In every matter, the report shall be communicated to the States Parties concerned. 
2.         A declaration under paragraph 1 of the present article shall be deposited by the States Parties with the Secretary-General of the United Nations, who shall transmit copies thereof to the other States Parties. A declaration may be withdrawn at any time by notification to the Secretary-General. Such a withdrawal shall not prejudice the consideration of any matter that is the subject of a communication already transmitted under the present article; no further communication by any State Party shall be received under the present article after the notification of withdrawal of the declaration has been received by the Secretary-General, unless the State Party concerned has made a new declaration. 

_Article 11_ 
Inquiry procedure 

1.         A State Party to the present Protocol may at any time declare that it recognizes the competence of the Committee provided for under this article. 
2.         If the Committee receives reliable information indicating grave or systematic violations by a State Party of any of the economic, social and cultural rights set forth in the Covenant, the Committee shall invite that State Party to cooperate in the examination of the information and to this end to submit observations with regard to the information concerned. 
3.         Taking into account any observations that may have been submitted by the State Party concerned as well as any other reliable information available to it, the Committee may designate one or more of its members to conduct an inquiry and to report urgently to the Committee. Where warranted and with the consent of the State Party, the inquiry may include a visit to its territory. 
4.         Such an inquiry shall be conducted confidentially and the cooperation of the State Party shall be sought at all stages of the proceedings. 
5.         After examining the findings of such an inquiry, the Committee shall transmit these findings to the State Party concerned together with any comments and recommendations. 
6.         The State Party concerned shall, within six months of receiving the findings, comments and recommendations transmitted by the Committee, submit its observations to the Committee. 
7.         After such proceedings have been completed with regard to an inquiry made in accordance with paragraph 2, the Committee may, after consultations with the State Party concerned, decide to include a summary account of the results of the proceedings in its annual report provided for in article 15. 
8.         Any State Party having made a declaration in accordance with paragraph 1 of the present article may, at any time, withdraw this declaration by notification to the Secretary-General. 

_Article 12_ 
Follow-up to the inquiry procedure 

1.         The Committee may invite the State Party concerned to include in its report under articles 16 and 17 of the Covenant details of any measures taken in response to an inquiry conducted under article 11 of the present Protocol. 
2.         The Committee may, if necessary, after the end of the period of six months referred to in article 11, paragraph 6, invite the State Party concerned to inform it of the measures taken in response to such an inquiry. 

_Article 13_ 
Protection measures 

            A State Party shall take all appropriate measures to ensure that individuals under its jurisdiction are not subjected to any form of ill-treatment or intimidation as a consequence of communicating with the Committee pursuant to the present Protocol. 

_Article 14_ 
International assistance and cooperation 

1.         The Committee shall transmit, as it may consider appropriate, and with the consent of the State Party concerned, to United Nations specialized agencies, funds and programmes and other competent bodies, its views or recommendations concerning communications and inquiries that indicate a need for technical advice or assistance, along with the State Party’s observations and suggestions, if any, on these views or recommendations.
:::::
Directions:
- 1) Retype the passage of the protocol excerpt above that opens with the words containing "In every matter, the" and closes with "a new declaration.".
- 2) Write what comes next in the protocol excerpt above, picking up after its final sentence.

Source material:
:::::
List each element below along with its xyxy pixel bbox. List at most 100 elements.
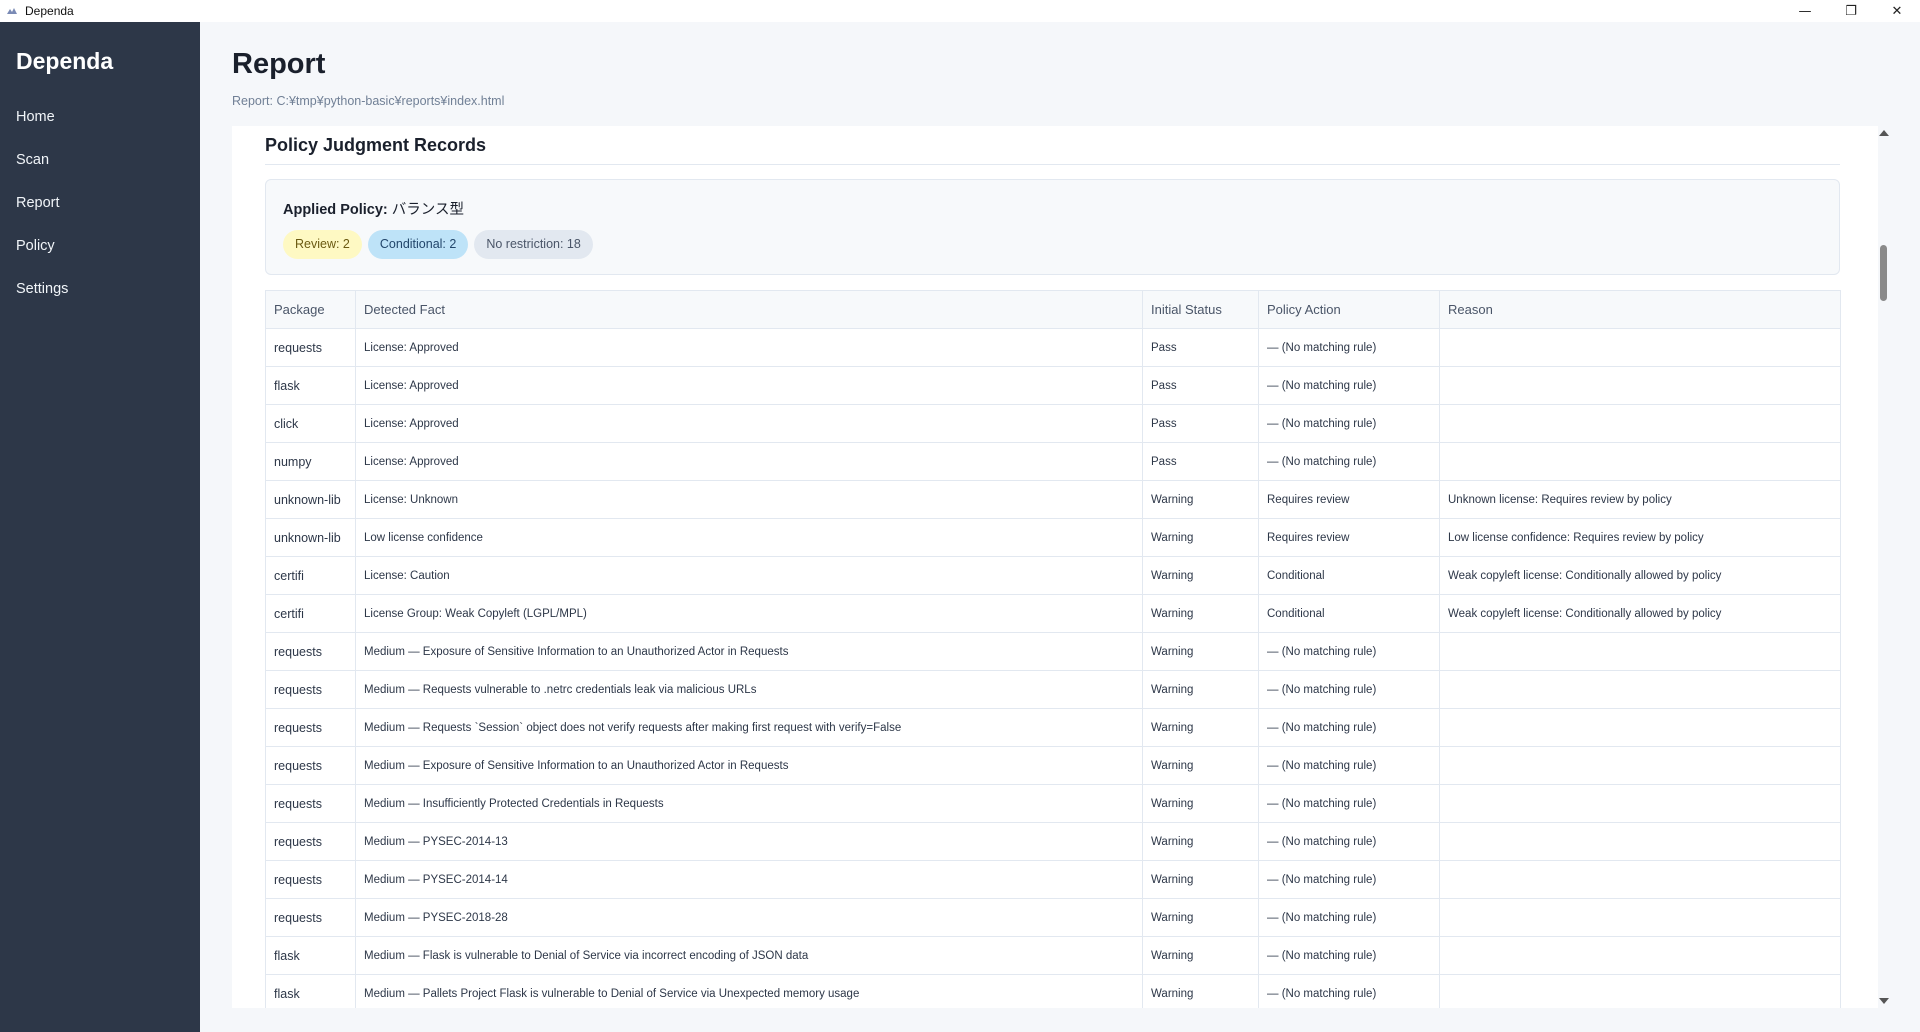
:::::
Task-by-task answers:
- 1)
In every matter, the report shall be communicated to the States Parties concerned. 
2.         A declaration under paragraph 1 of the present article shall be deposited by the States Parties with the Secretary-General of the United Nations, who shall transmit copies thereof to the other States Parties. A declaration may be withdrawn at any time by notification to the Secretary-General. Such a withdrawal shall not prejudice the consideration of any matter that is the subject of a communication already transmitted under the present article; no further communication by any State Party shall be received under the present article after the notification of withdrawal of the declaration has been received by the Secretary-General, unless the State Party concerned has made a new declaration.

- 2)
2.         The Committee may also bring to the attention of such bodies, with the consent of the State Party concerned, any matter arising out of communications considered under the present Protocol which may assist them in deciding, each within its field of competence, on the advisability of international measures likely to contribute to assisting States Parties in achieving progress in implementation of the rights recognized in the Covenant. 
3.         A trust fund shall be established in accordance with the relevant procedures of the General Assembly, to be administered in accordance with the financial regulations and rules of the United Nations, with a view to providing expert and technical assistance to States Parties, with the consent of the State Party concerned, for the enhanced implementation of the rights contained in the Covenant, thus contributing to building national capacities in the area of economic, social and cultural rights in the context of the present Protocol. 
4.         The provisions of this article are without prejudice to the obligations of each State Party to fulfil its obligations under the Covenant. 


_Article 15_ 
Annual report 

            The Committee shall include in its annual report a summary of its activities under the present Protocol. 

_Article 16_ 
Dissemination and information 

            Each State Party undertakes to make widely known and to disseminate the Covenant and the present Protocol and to facilitate access to information about the views and recommendations of the Committee, in particular, on matters involving that State Party, and to do so in accessible formats for persons with disabilities. 

_Article 17_ 
Signature, ratification and accession 

1.         The present Protocol is open for signature by any State that has signed, ratified or acceded to the Covenant. 
2.         The present Protocol is subject to ratification by any State that has ratified or acceded to the Covenant. Instruments of ratification shall be deposited with the Secretary-General of the United Nations. 
3.          The present Protocol shall be open to accession by any State that has ratified or acceded to the Covenant. 
4.         Accession shall be effected by the deposit of an instrument of accession with the Secretary-General of the United Nations.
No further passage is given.